### Aim
Nothing but the lines from the line with "Transcribe the text in this document." through the end of the data is to be copied, and each is to be copied exactly.

[Data records]
_ _ _
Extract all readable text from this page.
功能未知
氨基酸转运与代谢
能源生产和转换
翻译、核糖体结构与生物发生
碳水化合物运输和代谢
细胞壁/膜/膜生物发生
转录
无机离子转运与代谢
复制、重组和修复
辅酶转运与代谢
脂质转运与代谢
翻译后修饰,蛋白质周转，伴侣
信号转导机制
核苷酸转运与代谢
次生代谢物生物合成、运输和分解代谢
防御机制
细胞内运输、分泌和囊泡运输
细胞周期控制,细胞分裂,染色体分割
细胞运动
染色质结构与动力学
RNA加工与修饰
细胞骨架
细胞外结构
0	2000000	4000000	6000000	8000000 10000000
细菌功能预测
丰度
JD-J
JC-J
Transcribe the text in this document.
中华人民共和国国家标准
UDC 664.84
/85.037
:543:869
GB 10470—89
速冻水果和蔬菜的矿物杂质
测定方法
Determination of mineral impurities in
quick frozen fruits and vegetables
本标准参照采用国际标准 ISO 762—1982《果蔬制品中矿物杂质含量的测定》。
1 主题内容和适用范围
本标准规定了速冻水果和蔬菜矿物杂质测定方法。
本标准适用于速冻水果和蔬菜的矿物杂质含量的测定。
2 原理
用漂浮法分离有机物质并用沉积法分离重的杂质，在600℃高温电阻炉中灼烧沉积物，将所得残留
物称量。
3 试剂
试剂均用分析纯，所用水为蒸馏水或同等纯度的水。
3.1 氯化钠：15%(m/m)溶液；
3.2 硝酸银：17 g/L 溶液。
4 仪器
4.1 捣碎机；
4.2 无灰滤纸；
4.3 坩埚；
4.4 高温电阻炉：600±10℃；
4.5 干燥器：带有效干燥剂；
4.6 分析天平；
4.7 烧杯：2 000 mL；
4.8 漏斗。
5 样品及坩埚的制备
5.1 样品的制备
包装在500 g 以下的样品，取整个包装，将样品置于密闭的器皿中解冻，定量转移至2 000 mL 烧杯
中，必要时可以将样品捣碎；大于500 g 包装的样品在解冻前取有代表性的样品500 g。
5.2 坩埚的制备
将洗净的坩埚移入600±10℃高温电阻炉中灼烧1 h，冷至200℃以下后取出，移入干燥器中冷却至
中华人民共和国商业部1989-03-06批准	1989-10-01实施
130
_ _ _
### Response for this exercise
Transcribe the text in this document.
中华人民共和国国家标准
UDC 664.84
/85.037
:543:869
GB 10470—89
速冻水果和蔬菜的矿物杂质
测定方法
Determination of mineral impurities in
quick frozen fruits and vegetables
本标准参照采用国际标准 ISO 762—1982《果蔬制品中矿物杂质含量的测定》。
1 主题内容和适用范围
本标准规定了速冻水果和蔬菜矿物杂质测定方法。
本标准适用于速冻水果和蔬菜的矿物杂质含量的测定。
2 原理
用漂浮法分离有机物质并用沉积法分离重的杂质，在600℃高温电阻炉中灼烧沉积物，将所得残留
物称量。
3 试剂
试剂均用分析纯，所用水为蒸馏水或同等纯度的水。
3.1 氯化钠：15%(m/m)溶液；
3.2 硝酸银：17 g/L 溶液。
4 仪器
4.1 捣碎机；
4.2 无灰滤纸；
4.3 坩埚；
4.4 高温电阻炉：600±10℃；
4.5 干燥器：带有效干燥剂；
4.6 分析天平；
4.7 烧杯：2 000 mL；
4.8 漏斗。
5 样品及坩埚的制备
5.1 样品的制备
包装在500 g 以下的样品，取整个包装，将样品置于密闭的器皿中解冻，定量转移至2 000 mL 烧杯
中，必要时可以将样品捣碎；大于500 g 包装的样品在解冻前取有代表性的样品500 g。
5.2 坩埚的制备
将洗净的坩埚移入600±10℃高温电阻炉中灼烧1 h，冷至200℃以下后取出，移入干燥器中冷却至
中华人民共和国商业部1989-03-06批准	1989-10-01实施
130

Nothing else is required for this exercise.